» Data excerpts
— begin —

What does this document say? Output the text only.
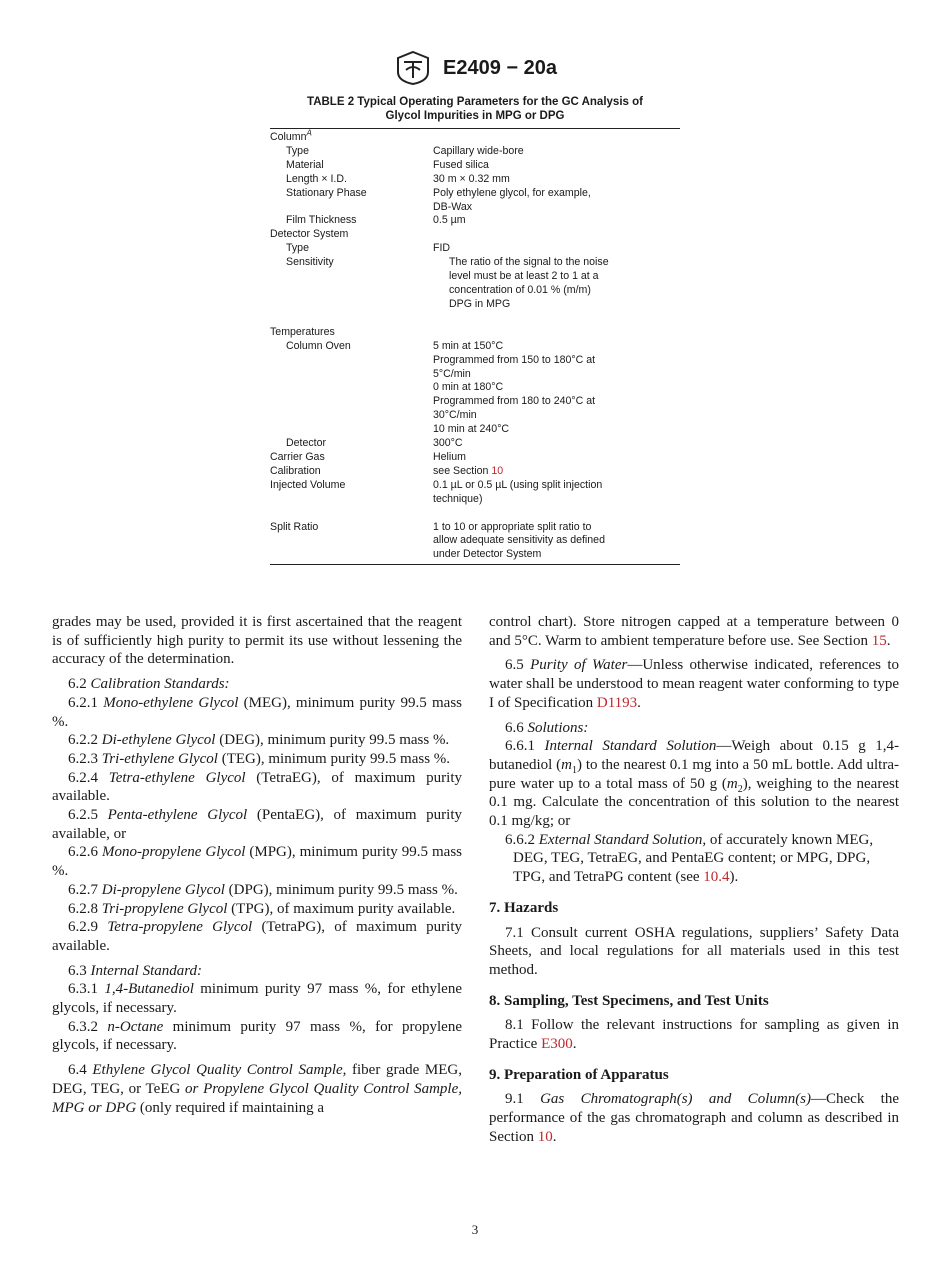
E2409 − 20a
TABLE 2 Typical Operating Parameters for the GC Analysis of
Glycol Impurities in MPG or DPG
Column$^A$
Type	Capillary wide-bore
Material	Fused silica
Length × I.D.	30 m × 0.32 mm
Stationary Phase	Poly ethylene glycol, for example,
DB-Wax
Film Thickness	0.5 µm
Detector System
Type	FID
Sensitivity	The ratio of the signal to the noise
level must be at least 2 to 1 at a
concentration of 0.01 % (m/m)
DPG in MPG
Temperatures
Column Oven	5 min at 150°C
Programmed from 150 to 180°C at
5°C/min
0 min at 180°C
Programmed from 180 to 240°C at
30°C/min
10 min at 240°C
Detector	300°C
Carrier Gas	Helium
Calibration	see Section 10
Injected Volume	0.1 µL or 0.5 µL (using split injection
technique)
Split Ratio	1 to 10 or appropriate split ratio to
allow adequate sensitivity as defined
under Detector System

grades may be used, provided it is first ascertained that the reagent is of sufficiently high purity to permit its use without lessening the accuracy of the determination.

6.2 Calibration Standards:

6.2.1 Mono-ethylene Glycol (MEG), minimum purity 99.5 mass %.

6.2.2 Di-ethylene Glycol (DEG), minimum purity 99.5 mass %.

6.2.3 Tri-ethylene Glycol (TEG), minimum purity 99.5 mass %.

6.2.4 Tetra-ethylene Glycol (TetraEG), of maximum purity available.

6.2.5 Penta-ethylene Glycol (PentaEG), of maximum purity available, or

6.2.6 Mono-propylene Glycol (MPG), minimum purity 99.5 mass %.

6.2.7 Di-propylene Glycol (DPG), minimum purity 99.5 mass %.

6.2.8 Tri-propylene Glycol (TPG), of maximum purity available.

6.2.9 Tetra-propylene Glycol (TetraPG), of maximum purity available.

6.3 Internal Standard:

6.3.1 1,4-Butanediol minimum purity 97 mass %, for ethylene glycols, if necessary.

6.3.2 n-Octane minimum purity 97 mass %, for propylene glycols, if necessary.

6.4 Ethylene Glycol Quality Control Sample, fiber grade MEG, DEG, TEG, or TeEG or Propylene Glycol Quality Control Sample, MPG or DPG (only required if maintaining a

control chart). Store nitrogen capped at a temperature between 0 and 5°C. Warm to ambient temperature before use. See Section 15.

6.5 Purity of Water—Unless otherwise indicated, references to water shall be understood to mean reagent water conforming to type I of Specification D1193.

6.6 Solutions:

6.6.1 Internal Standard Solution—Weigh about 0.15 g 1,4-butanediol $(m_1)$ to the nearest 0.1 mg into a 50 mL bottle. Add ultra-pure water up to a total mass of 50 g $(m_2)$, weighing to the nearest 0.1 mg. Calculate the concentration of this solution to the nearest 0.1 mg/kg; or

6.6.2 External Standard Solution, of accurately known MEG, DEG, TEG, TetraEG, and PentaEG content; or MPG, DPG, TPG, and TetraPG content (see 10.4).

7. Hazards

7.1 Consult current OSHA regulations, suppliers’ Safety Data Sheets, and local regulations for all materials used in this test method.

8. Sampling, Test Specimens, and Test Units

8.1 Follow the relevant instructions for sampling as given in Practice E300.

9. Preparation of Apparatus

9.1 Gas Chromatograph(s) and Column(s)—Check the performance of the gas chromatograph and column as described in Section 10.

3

— end —

» WORK TO DO
Which lines contain the word "this"? Copy each one.

» RESPONSE TO THE TASK
What does this document say? Output the text only.
6.6.1 Internal Standard Solution—Weigh about 0.15 g 1,4-butanediol $(m_1)$ to the nearest 0.1 mg into a 50 mL bottle. Add ultra-pure water up to a total mass of 50 g $(m_2)$, weighing to the nearest 0.1 mg. Calculate the concentration of this solution to the nearest 0.1 mg/kg; or
7.1 Consult current OSHA regulations, suppliers’ Safety Data Sheets, and local regulations for all materials used in this test method.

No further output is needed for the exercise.